Excerpt Block Start

Many of us do feel that way and think that way, and – in order to be open, to speak up, to seek help – we have to overcome those feelings. We feel shame. We are afraid:

What if I say something about my mental health, and a client or a co-worker than thinks I’m weak or unreliable or doesn’t want to work with me?

What if I lose my job?

What will people think and say?

These aren’t imagined fears. They are concerns that are grounded in the reality of our culture and workplaces.

To seek help for yourself and to seek to help others is not a weakness. It is a strength. We need to build our culture and our institutions around that truth.

As I typed out a few notes for this very article while watching a local youth softball game on the NFL’s opening Sunday, I overheard another father dressed in his NY Giants game day jersey “joking” with his Cowboys fan friend about why he wasn’t wearing his Cowboys jersey:

“Oh right. I forgot. Your starting quarterback is out there having nervous breakdowns every five minutes.”  

So. Yeah.

Excerpt Block End

# Your tasks
(a) In the mental health excerpt, what was the writer watching while typing notes for the article?
(b) Continue the passage on mental health at work from its last line.

Input data Block Start

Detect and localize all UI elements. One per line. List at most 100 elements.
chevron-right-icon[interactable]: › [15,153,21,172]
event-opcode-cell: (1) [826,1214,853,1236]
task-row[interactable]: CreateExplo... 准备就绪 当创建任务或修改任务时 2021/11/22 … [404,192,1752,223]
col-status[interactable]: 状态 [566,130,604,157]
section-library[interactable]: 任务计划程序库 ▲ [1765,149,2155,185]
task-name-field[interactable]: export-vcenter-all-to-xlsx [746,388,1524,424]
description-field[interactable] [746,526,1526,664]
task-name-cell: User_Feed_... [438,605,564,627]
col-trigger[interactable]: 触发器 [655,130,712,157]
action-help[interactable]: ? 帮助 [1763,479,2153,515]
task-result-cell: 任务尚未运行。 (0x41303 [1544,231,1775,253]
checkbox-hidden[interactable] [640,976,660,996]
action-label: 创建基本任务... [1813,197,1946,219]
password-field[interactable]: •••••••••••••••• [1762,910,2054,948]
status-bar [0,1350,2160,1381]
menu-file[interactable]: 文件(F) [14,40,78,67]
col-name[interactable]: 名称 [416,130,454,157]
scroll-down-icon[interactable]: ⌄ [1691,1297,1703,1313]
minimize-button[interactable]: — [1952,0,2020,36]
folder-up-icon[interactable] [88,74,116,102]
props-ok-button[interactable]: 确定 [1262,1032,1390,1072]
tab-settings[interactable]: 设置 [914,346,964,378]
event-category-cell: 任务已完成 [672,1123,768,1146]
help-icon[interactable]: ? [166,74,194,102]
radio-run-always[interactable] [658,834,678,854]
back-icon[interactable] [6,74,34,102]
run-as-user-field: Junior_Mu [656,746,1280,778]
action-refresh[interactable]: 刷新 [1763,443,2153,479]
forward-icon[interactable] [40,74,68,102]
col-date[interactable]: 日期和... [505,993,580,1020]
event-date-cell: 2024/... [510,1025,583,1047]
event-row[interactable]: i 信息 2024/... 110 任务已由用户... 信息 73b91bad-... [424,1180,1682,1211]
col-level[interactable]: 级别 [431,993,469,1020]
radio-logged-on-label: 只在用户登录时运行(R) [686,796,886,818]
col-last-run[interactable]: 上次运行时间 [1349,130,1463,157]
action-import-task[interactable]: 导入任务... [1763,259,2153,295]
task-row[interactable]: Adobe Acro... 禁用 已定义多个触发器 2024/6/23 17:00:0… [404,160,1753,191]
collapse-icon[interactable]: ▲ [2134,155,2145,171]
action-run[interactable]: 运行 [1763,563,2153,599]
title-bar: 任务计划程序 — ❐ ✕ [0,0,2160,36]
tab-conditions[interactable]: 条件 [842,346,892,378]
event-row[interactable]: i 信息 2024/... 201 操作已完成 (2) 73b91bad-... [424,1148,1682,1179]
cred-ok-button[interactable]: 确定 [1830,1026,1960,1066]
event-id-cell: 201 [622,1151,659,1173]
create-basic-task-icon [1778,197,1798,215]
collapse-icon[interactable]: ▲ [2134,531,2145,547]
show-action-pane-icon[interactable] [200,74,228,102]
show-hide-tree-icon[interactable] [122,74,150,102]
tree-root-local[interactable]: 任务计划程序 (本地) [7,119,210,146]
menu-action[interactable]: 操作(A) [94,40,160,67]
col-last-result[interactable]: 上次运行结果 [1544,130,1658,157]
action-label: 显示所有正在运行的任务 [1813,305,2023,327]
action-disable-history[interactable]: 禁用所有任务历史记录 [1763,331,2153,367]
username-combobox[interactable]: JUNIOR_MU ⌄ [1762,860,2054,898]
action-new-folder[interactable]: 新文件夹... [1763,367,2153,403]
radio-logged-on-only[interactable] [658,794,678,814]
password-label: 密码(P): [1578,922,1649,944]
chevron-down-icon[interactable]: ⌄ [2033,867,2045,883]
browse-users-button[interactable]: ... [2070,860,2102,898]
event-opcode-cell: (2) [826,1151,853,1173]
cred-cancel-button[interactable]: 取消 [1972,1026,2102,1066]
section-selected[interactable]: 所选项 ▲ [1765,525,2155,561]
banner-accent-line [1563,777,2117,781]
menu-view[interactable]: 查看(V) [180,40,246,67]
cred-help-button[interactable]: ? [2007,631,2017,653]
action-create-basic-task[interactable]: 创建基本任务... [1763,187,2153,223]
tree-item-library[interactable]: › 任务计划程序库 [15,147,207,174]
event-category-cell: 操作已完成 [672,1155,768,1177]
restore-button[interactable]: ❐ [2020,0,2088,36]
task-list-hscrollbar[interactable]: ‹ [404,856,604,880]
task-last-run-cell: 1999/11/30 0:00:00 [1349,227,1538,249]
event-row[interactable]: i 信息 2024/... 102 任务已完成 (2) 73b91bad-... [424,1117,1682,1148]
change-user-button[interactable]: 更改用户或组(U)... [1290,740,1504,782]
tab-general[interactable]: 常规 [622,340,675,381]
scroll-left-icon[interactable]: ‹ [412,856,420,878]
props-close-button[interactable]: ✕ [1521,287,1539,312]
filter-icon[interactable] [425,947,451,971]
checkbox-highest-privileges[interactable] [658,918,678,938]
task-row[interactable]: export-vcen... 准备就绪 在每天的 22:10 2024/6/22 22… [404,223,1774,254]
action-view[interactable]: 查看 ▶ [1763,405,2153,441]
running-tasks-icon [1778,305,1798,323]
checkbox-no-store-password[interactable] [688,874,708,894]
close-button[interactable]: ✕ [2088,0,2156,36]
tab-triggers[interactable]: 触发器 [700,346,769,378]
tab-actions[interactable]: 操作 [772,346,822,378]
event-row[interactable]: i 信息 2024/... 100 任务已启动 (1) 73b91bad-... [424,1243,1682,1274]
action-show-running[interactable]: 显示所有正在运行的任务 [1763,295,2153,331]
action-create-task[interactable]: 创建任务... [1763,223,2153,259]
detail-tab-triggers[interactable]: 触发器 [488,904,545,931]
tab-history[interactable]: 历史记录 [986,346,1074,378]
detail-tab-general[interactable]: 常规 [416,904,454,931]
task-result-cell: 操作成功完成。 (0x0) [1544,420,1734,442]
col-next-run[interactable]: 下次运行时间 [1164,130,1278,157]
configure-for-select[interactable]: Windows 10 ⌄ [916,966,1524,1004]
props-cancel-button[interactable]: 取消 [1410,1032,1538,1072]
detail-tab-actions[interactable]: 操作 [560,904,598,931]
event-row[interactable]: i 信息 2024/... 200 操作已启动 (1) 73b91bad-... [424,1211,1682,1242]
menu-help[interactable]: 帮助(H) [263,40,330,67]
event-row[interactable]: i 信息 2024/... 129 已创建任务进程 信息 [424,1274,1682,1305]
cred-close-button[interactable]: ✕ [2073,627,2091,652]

Input data Block End

# Results of the tasks
(a) A local youth softball game on the NFL's opening Sunday.

(b)
The most incisive comments about the Prescott/Bayless blow-up, the one that has stuck with me were those of NBA sidelines reporter, Kerith Burke, who tweeted:

“What continues to bother me, hours later, is knowing how many Skips shape sports culture. How many coaches, ADs, front office folks, players and fans hold the same beliefs about weakness or leadership. The scaffolding around sports is broken. The status quo is wrong.”

The scaffolding *is* broken. And it’s not just around the sports industry. It’s across all industries and at home.

We have certainly made progress on destigmatizing mental health issues. And a number of athletes across leagues have led the way. But Bayless’s viewpoint reflects a larger unaddressed problem in America and in American workplaces – a misconception that mental health issues are a “weakness” and a continuing stigma to seeking help and being open mental health issues.

Millions and millions of people silently shoulder massive stress, depression, and anxiety every day. Everyone is carrying something. Ignoring that – and encouraging others to ignore it – serves no one.

What we need to build – institutionally and brick-by-brick at our places of work – is a culture in which we understand that people get sick and that supports them when they do, a culture that looks at our mental health on equal footing and with no more stigma than our physical health. When we are successful in building that, we will be stronger, better, more authentic, more human, and more productive.

Props to Dak Prescott for his bravery, his humanity, and his leadership in being open and honest. Every man and every human is allowed to have mental health issues and to seek help and support for them when they arise. (Yes, even the QB of “America’s Team,” who – last I checked – is a human being.)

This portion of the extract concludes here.